▸ Records provided:
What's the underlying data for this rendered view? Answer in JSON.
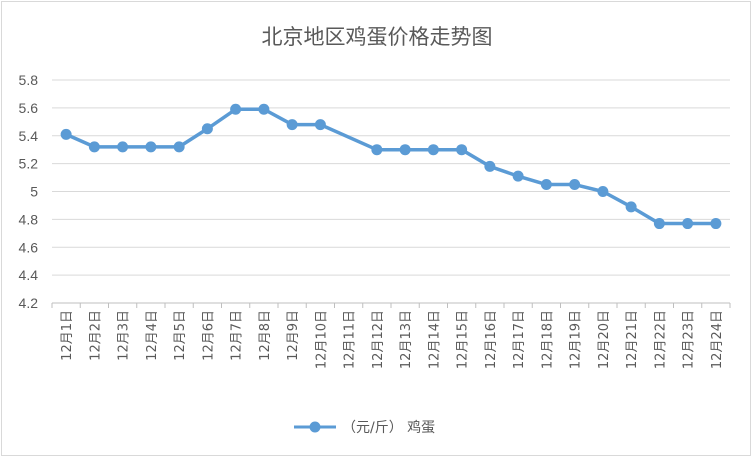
{
  "chart_data": {
    "type": "line",
    "title": "北京地区鸡蛋价格走势图",
    "xlabel": "",
    "ylabel": "",
    "ylim": [
      4.2,
      5.8
    ],
    "yticks": [
      "4.2",
      "4.4",
      "4.6",
      "4.8",
      "5",
      "5.2",
      "5.4",
      "5.6",
      "5.8"
    ],
    "grid": true,
    "legend_position": "bottom",
    "categories": [
      "12月1日",
      "12月2日",
      "12月3日",
      "12月4日",
      "12月5日",
      "12月6日",
      "12月7日",
      "12月8日",
      "12月9日",
      "12月10日",
      "12月11日",
      "12月12日",
      "12月13日",
      "12月14日",
      "12月15日",
      "12月16日",
      "12月17日",
      "12月18日",
      "12月19日",
      "12月20日",
      "12月21日",
      "12月22日",
      "12月23日",
      "12月24日"
    ],
    "series": [
      {
        "name": "（元/斤） 鸡蛋",
        "color": "#5b9bd5",
        "values": [
          5.41,
          5.32,
          5.32,
          5.32,
          5.32,
          5.45,
          5.59,
          5.59,
          5.48,
          5.48,
          null,
          5.3,
          5.3,
          5.3,
          5.3,
          5.18,
          5.11,
          5.05,
          5.05,
          5.0,
          4.89,
          4.77,
          4.77,
          4.77
        ]
      }
    ]
  }
}
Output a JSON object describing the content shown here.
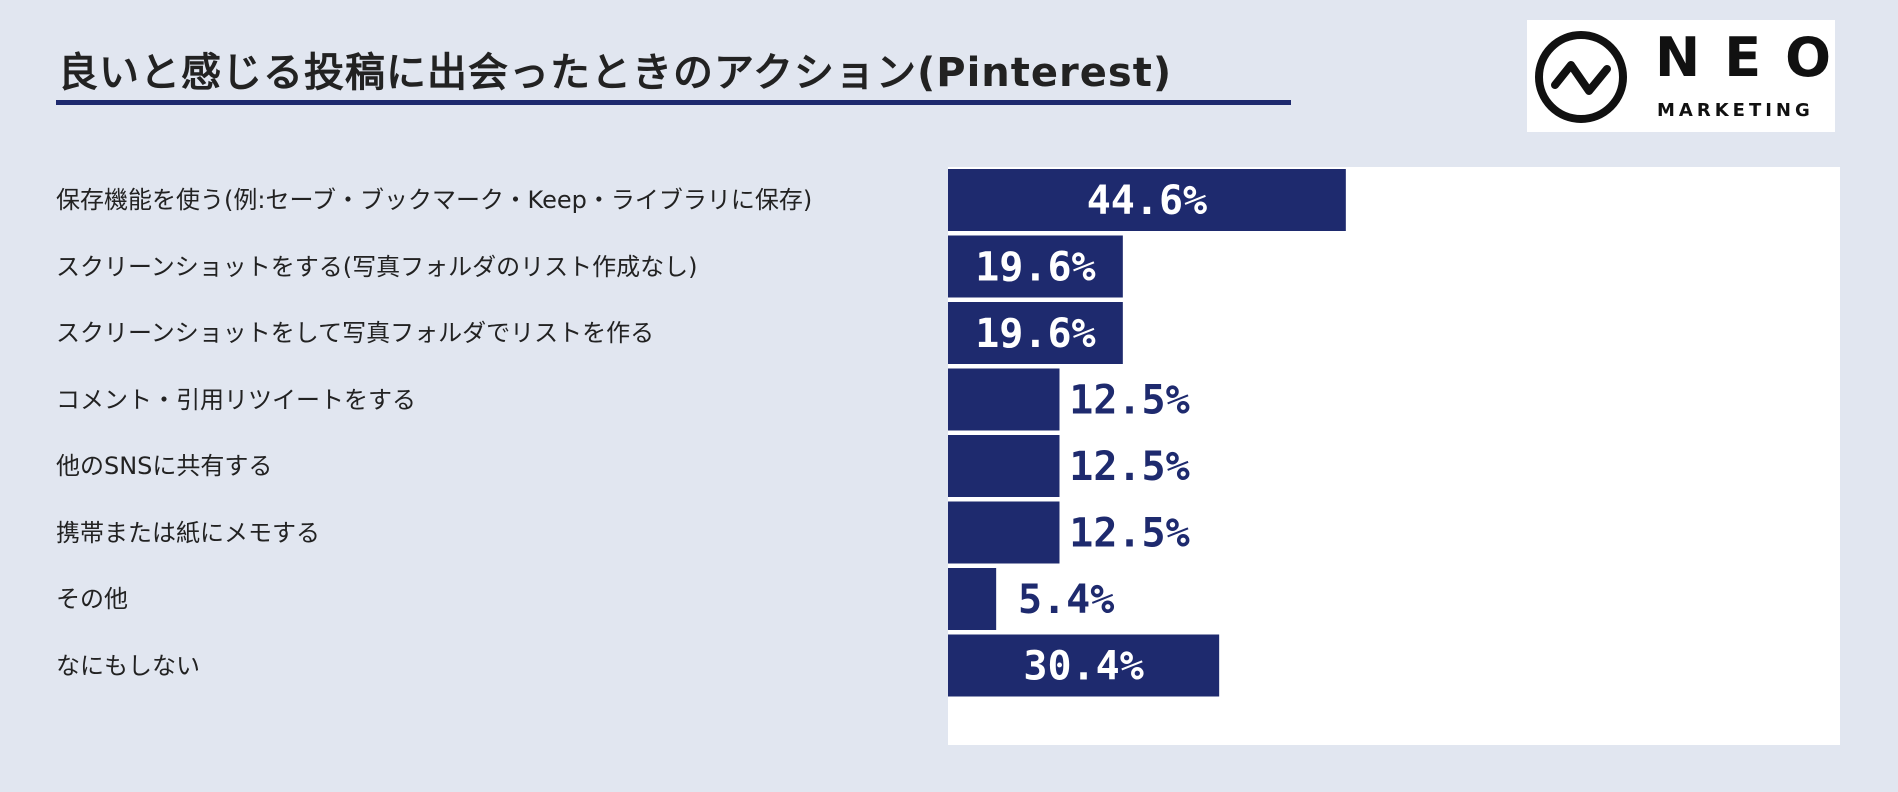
{
  "chart_data": {
    "type": "bar",
    "orientation": "horizontal",
    "title": "良いと感じる投稿に出会ったときのアクション(Pinterest)",
    "categories": [
      "保存機能を使う(例:セーブ・ブックマーク・Keep・ライブラリに保存)",
      "スクリーンショットをする(写真フォルダのリスト作成なし)",
      "スクリーンショットをして写真フォルダでリストを作る",
      "コメント・引用リツイートをする",
      "他のSNSに共有する",
      "携帯または紙にメモする",
      "その他",
      "なにもしない"
    ],
    "values": [
      44.6,
      19.6,
      19.6,
      12.5,
      12.5,
      12.5,
      5.4,
      30.4
    ],
    "value_labels": [
      "44.6%",
      "19.6%",
      "19.6%",
      "12.5%",
      "12.5%",
      "12.5%",
      "5.4%",
      "30.4%"
    ],
    "xlim": [
      0,
      100
    ],
    "grid": false,
    "bar_color": "#1e2a6e",
    "label_inside_color": "#ffffff",
    "label_outside_color": "#1e2a6e"
  },
  "logo": {
    "word": "NEO",
    "sub": "MARKETING",
    "icon": "neo-circle-zigzag-icon"
  },
  "colors": {
    "background": "#e1e6f0",
    "accent": "#1e2a6e"
  }
}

▸ Requirements:
Across the entries, how many lines contain "title"? Reply with the number only.

▸ Task result:
2